▸ **REQUIREMENTS**: Could you give the data below again, exactly and completely?

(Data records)

+ + + + + + +

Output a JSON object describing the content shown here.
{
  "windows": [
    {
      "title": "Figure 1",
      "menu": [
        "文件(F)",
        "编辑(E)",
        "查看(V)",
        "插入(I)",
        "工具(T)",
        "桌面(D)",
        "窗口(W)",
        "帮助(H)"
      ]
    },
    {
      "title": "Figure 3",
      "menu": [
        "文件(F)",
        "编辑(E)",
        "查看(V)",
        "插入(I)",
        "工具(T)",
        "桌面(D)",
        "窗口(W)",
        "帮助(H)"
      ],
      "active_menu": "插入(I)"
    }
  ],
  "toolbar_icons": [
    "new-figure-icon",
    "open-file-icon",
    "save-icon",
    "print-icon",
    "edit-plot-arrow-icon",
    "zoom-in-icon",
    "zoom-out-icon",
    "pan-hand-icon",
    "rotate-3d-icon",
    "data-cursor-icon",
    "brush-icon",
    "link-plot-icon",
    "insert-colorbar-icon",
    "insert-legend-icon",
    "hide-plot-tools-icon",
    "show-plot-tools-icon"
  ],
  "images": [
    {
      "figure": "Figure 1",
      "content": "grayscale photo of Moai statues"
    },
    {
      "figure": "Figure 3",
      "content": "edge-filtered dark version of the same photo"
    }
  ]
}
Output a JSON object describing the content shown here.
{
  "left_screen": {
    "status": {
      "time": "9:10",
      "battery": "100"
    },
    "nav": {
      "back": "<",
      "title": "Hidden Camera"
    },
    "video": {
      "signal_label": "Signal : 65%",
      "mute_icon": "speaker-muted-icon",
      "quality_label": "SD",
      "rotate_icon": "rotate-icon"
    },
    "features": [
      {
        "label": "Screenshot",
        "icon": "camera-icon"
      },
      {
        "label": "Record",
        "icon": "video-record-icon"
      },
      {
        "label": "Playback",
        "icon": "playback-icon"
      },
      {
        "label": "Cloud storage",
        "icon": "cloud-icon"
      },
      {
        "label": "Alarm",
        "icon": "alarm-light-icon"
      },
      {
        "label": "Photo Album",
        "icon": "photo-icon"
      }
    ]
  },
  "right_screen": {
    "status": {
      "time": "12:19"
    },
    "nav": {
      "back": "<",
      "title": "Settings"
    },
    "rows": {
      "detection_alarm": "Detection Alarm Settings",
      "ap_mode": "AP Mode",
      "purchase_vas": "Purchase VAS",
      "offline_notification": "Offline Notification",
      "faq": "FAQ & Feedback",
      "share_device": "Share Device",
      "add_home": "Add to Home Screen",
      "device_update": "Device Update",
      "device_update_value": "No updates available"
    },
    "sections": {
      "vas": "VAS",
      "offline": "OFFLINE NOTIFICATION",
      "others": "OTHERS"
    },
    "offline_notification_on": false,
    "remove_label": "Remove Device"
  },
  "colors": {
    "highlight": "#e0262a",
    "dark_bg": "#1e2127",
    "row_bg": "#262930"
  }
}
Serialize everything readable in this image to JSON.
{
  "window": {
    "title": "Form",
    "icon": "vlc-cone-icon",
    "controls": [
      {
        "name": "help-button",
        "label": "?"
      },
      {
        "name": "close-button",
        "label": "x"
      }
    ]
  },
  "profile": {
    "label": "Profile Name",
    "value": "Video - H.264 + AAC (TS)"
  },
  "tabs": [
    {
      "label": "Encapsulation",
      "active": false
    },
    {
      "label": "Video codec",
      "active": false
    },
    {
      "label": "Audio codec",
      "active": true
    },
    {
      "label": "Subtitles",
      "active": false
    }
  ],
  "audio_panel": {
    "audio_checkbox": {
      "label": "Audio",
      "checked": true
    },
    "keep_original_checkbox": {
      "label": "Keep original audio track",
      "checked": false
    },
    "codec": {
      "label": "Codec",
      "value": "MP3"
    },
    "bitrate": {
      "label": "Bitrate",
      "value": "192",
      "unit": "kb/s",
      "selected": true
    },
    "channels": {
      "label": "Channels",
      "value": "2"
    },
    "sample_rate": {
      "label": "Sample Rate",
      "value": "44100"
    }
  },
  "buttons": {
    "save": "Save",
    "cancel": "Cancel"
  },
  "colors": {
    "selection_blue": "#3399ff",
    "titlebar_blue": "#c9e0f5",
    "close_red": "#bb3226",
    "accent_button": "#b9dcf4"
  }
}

+ + + + + + +

▸ **RESPONSE BELOW**:
Output a JSON object describing the content shown here.
{
  "windows": [
    {
      "title": "Figure 1",
      "menu": [
        "文件(F)",
        "编辑(E)",
        "查看(V)",
        "插入(I)",
        "工具(T)",
        "桌面(D)",
        "窗口(W)",
        "帮助(H)"
      ]
    },
    {
      "title": "Figure 3",
      "menu": [
        "文件(F)",
        "编辑(E)",
        "查看(V)",
        "插入(I)",
        "工具(T)",
        "桌面(D)",
        "窗口(W)",
        "帮助(H)"
      ],
      "active_menu": "插入(I)"
    }
  ],
  "toolbar_icons": [
    "new-figure-icon",
    "open-file-icon",
    "save-icon",
    "print-icon",
    "edit-plot-arrow-icon",
    "zoom-in-icon",
    "zoom-out-icon",
    "pan-hand-icon",
    "rotate-3d-icon",
    "data-cursor-icon",
    "brush-icon",
    "link-plot-icon",
    "insert-colorbar-icon",
    "insert-legend-icon",
    "hide-plot-tools-icon",
    "show-plot-tools-icon"
  ],
  "images": [
    {
      "figure": "Figure 1",
      "content": "grayscale photo of Moai statues"
    },
    {
      "figure": "Figure 3",
      "content": "edge-filtered dark version of the same photo"
    }
  ]
}
Output a JSON object describing the content shown here.
{
  "left_screen": {
    "status": {
      "time": "9:10",
      "battery": "100"
    },
    "nav": {
      "back": "<",
      "title": "Hidden Camera"
    },
    "video": {
      "signal_label": "Signal : 65%",
      "mute_icon": "speaker-muted-icon",
      "quality_label": "SD",
      "rotate_icon": "rotate-icon"
    },
    "features": [
      {
        "label": "Screenshot",
        "icon": "camera-icon"
      },
      {
        "label": "Record",
        "icon": "video-record-icon"
      },
      {
        "label": "Playback",
        "icon": "playback-icon"
      },
      {
        "label": "Cloud storage",
        "icon": "cloud-icon"
      },
      {
        "label": "Alarm",
        "icon": "alarm-light-icon"
      },
      {
        "label": "Photo Album",
        "icon": "photo-icon"
      }
    ]
  },
  "right_screen": {
    "status": {
      "time": "12:19"
    },
    "nav": {
      "back": "<",
      "title": "Settings"
    },
    "rows": {
      "detection_alarm": "Detection Alarm Settings",
      "ap_mode": "AP Mode",
      "purchase_vas": "Purchase VAS",
      "offline_notification": "Offline Notification",
      "faq": "FAQ & Feedback",
      "share_device": "Share Device",
      "add_home": "Add to Home Screen",
      "device_update": "Device Update",
      "device_update_value": "No updates available"
    },
    "sections": {
      "vas": "VAS",
      "offline": "OFFLINE NOTIFICATION",
      "others": "OTHERS"
    },
    "offline_notification_on": false,
    "remove_label": "Remove Device"
  },
  "colors": {
    "highlight": "#e0262a",
    "dark_bg": "#1e2127",
    "row_bg": "#262930"
  }
}
Serialize everything readable in this image to JSON.
{
  "window": {
    "title": "Form",
    "icon": "vlc-cone-icon",
    "controls": [
      {
        "name": "help-button",
        "label": "?"
      },
      {
        "name": "close-button",
        "label": "x"
      }
    ]
  },
  "profile": {
    "label": "Profile Name",
    "value": "Video - H.264 + AAC (TS)"
  },
  "tabs": [
    {
      "label": "Encapsulation",
      "active": false
    },
    {
      "label": "Video codec",
      "active": false
    },
    {
      "label": "Audio codec",
      "active": true
    },
    {
      "label": "Subtitles",
      "active": false
    }
  ],
  "audio_panel": {
    "audio_checkbox": {
      "label": "Audio",
      "checked": true
    },
    "keep_original_checkbox": {
      "label": "Keep original audio track",
      "checked": false
    },
    "codec": {
      "label": "Codec",
      "value": "MP3"
    },
    "bitrate": {
      "label": "Bitrate",
      "value": "192",
      "unit": "kb/s",
      "selected": true
    },
    "channels": {
      "label": "Channels",
      "value": "2"
    },
    "sample_rate": {
      "label": "Sample Rate",
      "value": "44100"
    }
  },
  "buttons": {
    "save": "Save",
    "cancel": "Cancel"
  },
  "colors": {
    "selection_blue": "#3399ff",
    "titlebar_blue": "#c9e0f5",
    "close_red": "#bb3226",
    "accent_button": "#b9dcf4"
  }
}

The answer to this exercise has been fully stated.